Given exercise:
Lift out each line of the data that holds "jaque".

----- Records to process -----

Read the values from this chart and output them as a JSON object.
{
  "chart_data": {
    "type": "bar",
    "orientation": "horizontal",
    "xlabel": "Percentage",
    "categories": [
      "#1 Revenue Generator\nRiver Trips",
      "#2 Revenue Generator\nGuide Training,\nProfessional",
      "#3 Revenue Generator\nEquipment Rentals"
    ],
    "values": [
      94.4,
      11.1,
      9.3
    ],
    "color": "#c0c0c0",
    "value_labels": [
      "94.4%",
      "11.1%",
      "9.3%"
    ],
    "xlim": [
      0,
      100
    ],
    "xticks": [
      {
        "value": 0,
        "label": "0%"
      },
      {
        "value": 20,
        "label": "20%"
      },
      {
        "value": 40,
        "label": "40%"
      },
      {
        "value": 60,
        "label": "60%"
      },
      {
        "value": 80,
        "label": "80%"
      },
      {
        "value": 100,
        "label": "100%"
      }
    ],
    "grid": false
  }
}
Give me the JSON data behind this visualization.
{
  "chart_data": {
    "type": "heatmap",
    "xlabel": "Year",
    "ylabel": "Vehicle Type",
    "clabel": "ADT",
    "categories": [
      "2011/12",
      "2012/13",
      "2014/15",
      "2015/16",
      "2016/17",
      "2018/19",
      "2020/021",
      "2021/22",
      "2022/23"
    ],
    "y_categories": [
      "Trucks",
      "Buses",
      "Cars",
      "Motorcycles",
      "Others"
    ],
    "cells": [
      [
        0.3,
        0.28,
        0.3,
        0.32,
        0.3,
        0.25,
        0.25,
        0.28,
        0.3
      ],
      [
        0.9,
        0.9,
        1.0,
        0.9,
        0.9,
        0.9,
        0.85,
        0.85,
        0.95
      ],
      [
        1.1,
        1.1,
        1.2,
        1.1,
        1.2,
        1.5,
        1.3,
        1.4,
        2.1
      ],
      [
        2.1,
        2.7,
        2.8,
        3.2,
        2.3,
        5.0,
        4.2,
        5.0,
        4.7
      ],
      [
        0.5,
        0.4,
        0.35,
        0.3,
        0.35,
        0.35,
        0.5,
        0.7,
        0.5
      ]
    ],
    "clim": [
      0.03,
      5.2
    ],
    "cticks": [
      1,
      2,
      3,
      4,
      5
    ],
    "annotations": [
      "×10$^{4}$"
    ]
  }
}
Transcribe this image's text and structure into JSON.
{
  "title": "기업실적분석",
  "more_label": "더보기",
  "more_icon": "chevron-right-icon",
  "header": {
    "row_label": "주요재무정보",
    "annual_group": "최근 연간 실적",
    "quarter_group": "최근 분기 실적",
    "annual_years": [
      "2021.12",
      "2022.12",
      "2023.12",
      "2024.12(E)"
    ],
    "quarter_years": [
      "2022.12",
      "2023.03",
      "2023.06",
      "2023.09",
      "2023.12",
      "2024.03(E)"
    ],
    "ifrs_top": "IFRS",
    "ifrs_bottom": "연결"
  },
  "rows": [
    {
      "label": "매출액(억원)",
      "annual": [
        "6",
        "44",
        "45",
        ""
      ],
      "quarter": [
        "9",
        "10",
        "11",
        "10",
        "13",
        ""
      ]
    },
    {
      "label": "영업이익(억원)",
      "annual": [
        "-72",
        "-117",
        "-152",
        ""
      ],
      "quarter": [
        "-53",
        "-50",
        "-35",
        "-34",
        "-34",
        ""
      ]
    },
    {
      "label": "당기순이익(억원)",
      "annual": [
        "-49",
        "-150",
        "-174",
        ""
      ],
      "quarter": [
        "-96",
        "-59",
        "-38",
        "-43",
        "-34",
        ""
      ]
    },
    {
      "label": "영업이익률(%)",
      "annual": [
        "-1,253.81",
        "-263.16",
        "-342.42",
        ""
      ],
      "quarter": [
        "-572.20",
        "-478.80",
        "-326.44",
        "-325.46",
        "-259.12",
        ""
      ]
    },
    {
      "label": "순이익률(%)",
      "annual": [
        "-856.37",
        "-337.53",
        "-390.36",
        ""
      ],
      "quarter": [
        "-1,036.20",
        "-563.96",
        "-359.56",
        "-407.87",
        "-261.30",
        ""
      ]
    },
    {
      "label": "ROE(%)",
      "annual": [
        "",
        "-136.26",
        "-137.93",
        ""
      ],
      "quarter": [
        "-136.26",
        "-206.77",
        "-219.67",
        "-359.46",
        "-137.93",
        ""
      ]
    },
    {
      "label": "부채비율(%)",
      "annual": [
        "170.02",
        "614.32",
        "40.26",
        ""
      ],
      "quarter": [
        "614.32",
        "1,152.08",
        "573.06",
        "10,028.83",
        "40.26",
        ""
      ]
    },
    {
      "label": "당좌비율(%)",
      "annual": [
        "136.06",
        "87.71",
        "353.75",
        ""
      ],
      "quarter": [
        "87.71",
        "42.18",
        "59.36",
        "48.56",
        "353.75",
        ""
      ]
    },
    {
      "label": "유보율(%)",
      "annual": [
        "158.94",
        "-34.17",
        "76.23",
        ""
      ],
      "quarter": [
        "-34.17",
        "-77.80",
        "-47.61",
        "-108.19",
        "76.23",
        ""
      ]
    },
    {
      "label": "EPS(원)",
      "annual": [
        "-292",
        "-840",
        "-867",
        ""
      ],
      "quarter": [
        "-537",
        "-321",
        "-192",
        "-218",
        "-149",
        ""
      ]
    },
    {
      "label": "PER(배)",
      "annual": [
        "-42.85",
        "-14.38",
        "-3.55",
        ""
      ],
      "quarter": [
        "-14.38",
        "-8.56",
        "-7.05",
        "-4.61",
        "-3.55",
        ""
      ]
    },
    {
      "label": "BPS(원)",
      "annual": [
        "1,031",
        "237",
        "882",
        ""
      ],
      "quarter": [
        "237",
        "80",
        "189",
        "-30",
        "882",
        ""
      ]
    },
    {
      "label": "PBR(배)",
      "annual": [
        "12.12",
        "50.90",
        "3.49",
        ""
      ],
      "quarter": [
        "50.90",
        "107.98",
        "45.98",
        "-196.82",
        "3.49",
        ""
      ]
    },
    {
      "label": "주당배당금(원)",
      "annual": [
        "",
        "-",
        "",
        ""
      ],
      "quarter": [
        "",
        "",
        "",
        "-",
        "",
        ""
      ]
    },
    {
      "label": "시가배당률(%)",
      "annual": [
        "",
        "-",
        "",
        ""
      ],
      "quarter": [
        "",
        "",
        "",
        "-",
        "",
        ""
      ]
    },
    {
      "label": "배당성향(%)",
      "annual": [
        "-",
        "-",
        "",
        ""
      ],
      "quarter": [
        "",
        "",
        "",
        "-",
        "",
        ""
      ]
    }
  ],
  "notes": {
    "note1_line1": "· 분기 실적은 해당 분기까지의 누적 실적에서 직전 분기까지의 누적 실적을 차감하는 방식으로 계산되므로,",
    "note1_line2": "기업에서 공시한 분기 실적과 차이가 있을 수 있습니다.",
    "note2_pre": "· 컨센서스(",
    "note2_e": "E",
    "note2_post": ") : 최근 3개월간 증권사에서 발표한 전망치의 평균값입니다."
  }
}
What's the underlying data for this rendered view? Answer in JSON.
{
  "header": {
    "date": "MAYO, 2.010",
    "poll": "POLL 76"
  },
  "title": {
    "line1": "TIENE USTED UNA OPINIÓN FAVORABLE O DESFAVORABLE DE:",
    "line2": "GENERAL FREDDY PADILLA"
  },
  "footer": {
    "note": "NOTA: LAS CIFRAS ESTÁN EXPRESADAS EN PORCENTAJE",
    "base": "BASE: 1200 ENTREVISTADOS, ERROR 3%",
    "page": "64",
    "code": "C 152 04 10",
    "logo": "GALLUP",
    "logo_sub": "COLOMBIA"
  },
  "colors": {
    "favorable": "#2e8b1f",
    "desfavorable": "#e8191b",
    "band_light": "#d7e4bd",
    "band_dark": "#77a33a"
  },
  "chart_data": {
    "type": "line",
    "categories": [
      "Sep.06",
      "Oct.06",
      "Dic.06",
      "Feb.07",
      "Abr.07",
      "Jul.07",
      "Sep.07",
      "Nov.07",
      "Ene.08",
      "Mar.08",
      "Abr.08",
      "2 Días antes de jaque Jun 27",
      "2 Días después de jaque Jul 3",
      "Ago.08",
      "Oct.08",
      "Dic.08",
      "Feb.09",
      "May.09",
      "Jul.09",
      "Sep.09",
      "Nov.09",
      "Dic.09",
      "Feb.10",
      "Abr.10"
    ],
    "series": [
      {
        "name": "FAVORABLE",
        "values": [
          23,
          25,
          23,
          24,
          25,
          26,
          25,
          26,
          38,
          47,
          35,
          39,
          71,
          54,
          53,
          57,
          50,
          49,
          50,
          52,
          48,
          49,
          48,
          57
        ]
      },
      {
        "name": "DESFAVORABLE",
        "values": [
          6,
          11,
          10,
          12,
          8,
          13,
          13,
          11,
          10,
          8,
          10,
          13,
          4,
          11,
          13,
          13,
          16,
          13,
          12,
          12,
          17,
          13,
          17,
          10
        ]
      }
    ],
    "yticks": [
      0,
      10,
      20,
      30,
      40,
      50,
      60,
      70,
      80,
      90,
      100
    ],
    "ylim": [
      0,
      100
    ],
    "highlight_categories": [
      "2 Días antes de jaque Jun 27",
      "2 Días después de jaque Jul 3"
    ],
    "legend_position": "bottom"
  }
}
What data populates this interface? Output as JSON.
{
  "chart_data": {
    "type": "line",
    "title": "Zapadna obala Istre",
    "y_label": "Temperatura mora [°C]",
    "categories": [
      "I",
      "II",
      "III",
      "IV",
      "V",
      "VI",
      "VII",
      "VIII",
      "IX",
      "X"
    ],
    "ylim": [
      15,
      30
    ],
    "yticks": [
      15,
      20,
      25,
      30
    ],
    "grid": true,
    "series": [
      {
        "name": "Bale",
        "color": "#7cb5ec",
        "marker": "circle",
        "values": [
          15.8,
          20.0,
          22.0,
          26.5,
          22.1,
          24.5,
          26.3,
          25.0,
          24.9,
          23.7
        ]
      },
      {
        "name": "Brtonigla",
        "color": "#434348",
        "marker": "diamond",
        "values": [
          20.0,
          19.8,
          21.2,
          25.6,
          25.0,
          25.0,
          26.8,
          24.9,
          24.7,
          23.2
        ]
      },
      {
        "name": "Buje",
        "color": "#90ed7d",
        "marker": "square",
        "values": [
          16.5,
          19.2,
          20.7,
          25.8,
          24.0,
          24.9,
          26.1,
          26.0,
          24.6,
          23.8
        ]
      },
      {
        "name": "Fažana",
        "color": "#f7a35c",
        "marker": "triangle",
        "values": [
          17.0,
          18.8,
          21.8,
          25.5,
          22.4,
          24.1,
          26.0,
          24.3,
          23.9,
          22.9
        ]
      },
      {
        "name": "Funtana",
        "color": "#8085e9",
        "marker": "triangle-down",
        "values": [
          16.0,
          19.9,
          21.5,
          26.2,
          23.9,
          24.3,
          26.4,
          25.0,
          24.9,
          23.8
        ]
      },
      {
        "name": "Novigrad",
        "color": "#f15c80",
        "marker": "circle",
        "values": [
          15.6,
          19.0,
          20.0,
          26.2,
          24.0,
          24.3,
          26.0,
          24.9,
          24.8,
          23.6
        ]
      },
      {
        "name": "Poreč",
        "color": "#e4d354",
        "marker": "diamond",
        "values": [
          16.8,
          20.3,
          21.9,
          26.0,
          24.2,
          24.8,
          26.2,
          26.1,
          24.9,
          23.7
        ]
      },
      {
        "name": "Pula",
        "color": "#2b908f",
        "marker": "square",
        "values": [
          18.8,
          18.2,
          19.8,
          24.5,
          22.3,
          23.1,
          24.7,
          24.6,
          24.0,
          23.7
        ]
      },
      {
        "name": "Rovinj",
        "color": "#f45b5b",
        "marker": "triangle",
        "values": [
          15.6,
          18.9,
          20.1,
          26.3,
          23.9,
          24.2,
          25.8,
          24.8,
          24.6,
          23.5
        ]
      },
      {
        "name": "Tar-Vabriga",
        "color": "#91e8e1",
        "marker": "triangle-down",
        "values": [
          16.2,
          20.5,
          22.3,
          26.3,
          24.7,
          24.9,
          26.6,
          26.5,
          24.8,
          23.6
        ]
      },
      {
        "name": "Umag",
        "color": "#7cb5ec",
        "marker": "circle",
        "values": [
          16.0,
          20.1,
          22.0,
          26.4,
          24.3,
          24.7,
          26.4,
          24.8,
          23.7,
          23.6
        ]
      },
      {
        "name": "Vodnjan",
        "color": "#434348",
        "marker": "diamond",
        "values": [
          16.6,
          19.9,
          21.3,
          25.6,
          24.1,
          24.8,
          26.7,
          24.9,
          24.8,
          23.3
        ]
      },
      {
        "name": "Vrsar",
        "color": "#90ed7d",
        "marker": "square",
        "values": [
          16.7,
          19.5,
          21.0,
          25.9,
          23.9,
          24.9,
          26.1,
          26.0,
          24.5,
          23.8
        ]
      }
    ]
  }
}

-----

Completed task:
      "2 Días antes de jaque Jun 27",
      "2 Días después de jaque Jul 3",
      "2 Días antes de jaque Jun 27",
      "2 Días después de jaque Jul 3"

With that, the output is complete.